─── The input

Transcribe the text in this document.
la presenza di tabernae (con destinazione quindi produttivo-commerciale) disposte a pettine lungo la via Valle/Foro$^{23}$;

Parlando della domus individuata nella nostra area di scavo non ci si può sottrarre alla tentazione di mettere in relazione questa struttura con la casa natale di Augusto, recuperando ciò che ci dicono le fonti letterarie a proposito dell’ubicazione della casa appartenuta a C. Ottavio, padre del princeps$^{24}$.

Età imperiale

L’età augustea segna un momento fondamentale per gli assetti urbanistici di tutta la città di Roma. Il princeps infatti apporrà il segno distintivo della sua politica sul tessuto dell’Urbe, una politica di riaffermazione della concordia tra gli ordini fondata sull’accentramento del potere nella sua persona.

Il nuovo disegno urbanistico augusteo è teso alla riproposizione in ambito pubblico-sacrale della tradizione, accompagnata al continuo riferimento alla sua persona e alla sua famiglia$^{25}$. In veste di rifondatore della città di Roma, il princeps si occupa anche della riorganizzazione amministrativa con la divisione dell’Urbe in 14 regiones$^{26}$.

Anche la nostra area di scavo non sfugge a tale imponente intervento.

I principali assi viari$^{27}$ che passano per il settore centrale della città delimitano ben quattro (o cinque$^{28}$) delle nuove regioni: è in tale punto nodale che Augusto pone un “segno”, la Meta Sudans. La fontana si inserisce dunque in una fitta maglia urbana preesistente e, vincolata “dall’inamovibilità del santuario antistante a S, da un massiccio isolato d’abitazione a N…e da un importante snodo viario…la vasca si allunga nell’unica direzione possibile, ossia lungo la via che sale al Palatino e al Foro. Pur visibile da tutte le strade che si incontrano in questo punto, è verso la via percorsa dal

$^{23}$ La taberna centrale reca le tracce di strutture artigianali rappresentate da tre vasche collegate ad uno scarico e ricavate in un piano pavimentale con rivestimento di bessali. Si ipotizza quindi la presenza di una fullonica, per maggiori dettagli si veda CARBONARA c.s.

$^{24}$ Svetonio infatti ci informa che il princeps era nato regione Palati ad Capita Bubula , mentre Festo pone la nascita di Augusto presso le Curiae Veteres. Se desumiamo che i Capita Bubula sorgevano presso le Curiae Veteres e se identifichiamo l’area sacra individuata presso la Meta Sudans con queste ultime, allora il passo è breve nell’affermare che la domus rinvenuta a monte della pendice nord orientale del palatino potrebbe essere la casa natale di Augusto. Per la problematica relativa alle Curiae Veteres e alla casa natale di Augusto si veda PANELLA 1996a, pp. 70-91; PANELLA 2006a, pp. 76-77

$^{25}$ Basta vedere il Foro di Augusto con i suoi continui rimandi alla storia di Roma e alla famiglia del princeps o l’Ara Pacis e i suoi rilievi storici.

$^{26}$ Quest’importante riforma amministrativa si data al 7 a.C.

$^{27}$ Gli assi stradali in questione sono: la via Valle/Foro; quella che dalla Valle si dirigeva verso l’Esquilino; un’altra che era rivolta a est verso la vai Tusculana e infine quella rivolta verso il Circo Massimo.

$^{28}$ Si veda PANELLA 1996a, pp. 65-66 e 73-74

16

──────

The exercise
Pull every line containing "presenza" from the material above.

Correct response
la presenza di tabernae (con destinazione quindi produttivo-commerciale) disposte a pettine lungo la via Valle/Foro$^{23}$;
$^{23}$ La taberna centrale reca le tracce di strutture artigianali rappresentate da tre vasche collegate ad uno scarico e ricavate in un piano pavimentale con rivestimento di bessali. Si ipotizza quindi la presenza di una fullonica, per maggiori dettagli si veda CARBONARA c.s.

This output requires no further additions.